EXERCISE INPUT:
— START —

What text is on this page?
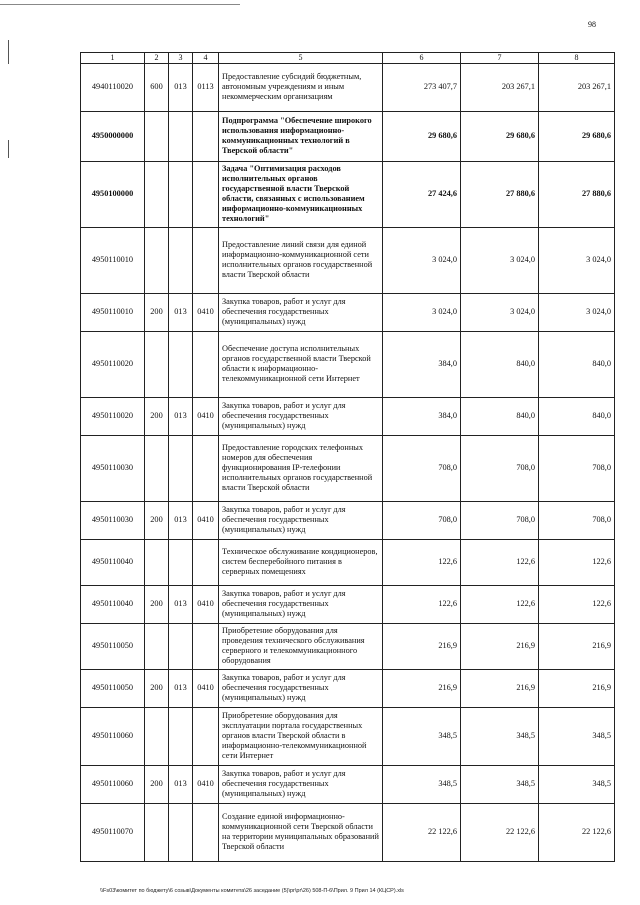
98
1	2	3	4	5	6	7	8
4940110020	600	013	0113	Предоставление субсидий бюджетным, автономным учреждениям и иным некоммерческим организациям	273 407,7	203 267,1	203 267,1
4950000000				Подпрограмма "Обеспечение широкого использования информационно-коммуникационных технологий в Тверской области"	29 680,6	29 680,6	29 680,6
4950100000				Задача "Оптимизация расходов исполнительных органов государственной власти Тверской области, связанных с использованием информационно-коммуникационных технологий"	27 424,6	27 880,6	27 880,6
4950110010				Предоставление линий связи для единой информационно-коммуникационной сети исполнительных органов государственной власти Тверской области	3 024,0	3 024,0	3 024,0
4950110010	200	013	0410	Закупка товаров, работ и услуг для обеспечения государственных (муниципальных) нужд	3 024,0	3 024,0	3 024,0
4950110020				Обеспечение доступа исполнительных органов государственной власти Тверской области к информационно-телекоммуникационной сети Интернет	384,0	840,0	840,0
4950110020	200	013	0410	Закупка товаров, работ и услуг для обеспечения государственных (муниципальных) нужд	384,0	840,0	840,0
4950110030				Предоставление городских телефонных номеров для обеспечения функционирования IP-телефонии исполнительных органов государственной власти Тверской области	708,0	708,0	708,0
4950110030	200	013	0410	Закупка товаров, работ и услуг для обеспечения государственных (муниципальных) нужд	708,0	708,0	708,0
4950110040				Техническое обслуживание кондиционеров, систем бесперебойного питания в серверных помещениях	122,6	122,6	122,6
4950110040	200	013	0410	Закупка товаров, работ и услуг для обеспечения государственных (муниципальных) нужд	122,6	122,6	122,6
4950110050				Приобретение оборудования для проведения технического обслуживания серверного и телекоммуникационного оборудования	216,9	216,9	216,9
4950110050	200	013	0410	Закупка товаров, работ и услуг для обеспечения государственных (муниципальных) нужд	216,9	216,9	216,9
4950110060				Приобретение оборудования для эксплуатации портала государственных органов власти Тверской области в информационно-телекоммуникационной сети Интернет	348,5	348,5	348,5
4950110060	200	013	0410	Закупка товаров, работ и услуг для обеспечения государственных (муниципальных) нужд	348,5	348,5	348,5
4950110070				Создание единой информационно-коммуникационной сети Тверской области на территории муниципальных образований Тверской области	22 122,6	22 122,6	22 122,6
\\Fs03\комитет по бюджету\6 созыв\Документы комитета\26 заседание (5)\pr\pr\26) 508-П-6\Прил. 9 Прил 14 (КЦСР).xls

— END —

TASK DIRECTIONS: Can you restate all the records above word for word while dropping the pictures?

WRITTEN RESPONSE:
What text is on this page?
98
1	2	3	4	5	6	7	8
4940110020	600	013	0113	Предоставление субсидий бюджетным, автономным учреждениям и иным некоммерческим организациям	273 407,7	203 267,1	203 267,1
4950000000				Подпрограмма "Обеспечение широкого использования информационно-коммуникационных технологий в Тверской области"	29 680,6	29 680,6	29 680,6
4950100000				Задача "Оптимизация расходов исполнительных органов государственной власти Тверской области, связанных с использованием информационно-коммуникационных технологий"	27 424,6	27 880,6	27 880,6
4950110010				Предоставление линий связи для единой информационно-коммуникационной сети исполнительных органов государственной власти Тверской области	3 024,0	3 024,0	3 024,0
4950110010	200	013	0410	Закупка товаров, работ и услуг для обеспечения государственных (муниципальных) нужд	3 024,0	3 024,0	3 024,0
4950110020				Обеспечение доступа исполнительных органов государственной власти Тверской области к информационно-телекоммуникационной сети Интернет	384,0	840,0	840,0
4950110020	200	013	0410	Закупка товаров, работ и услуг для обеспечения государственных (муниципальных) нужд	384,0	840,0	840,0
4950110030				Предоставление городских телефонных номеров для обеспечения функционирования IP-телефонии исполнительных органов государственной власти Тверской области	708,0	708,0	708,0
4950110030	200	013	0410	Закупка товаров, работ и услуг для обеспечения государственных (муниципальных) нужд	708,0	708,0	708,0
4950110040				Техническое обслуживание кондиционеров, систем бесперебойного питания в серверных помещениях	122,6	122,6	122,6
4950110040	200	013	0410	Закупка товаров, работ и услуг для обеспечения государственных (муниципальных) нужд	122,6	122,6	122,6
4950110050				Приобретение оборудования для проведения технического обслуживания серверного и телекоммуникационного оборудования	216,9	216,9	216,9
4950110050	200	013	0410	Закупка товаров, работ и услуг для обеспечения государственных (муниципальных) нужд	216,9	216,9	216,9
4950110060				Приобретение оборудования для эксплуатации портала государственных органов власти Тверской области в информационно-телекоммуникационной сети Интернет	348,5	348,5	348,5
4950110060	200	013	0410	Закупка товаров, работ и услуг для обеспечения государственных (муниципальных) нужд	348,5	348,5	348,5
4950110070				Создание единой информационно-коммуникационной сети Тверской области на территории муниципальных образований Тверской области	22 122,6	22 122,6	22 122,6
\\Fs03\комитет по бюджету\6 созыв\Документы комитета\26 заседание (5)\pr\pr\26) 508-П-6\Прил. 9 Прил 14 (КЦСР).xls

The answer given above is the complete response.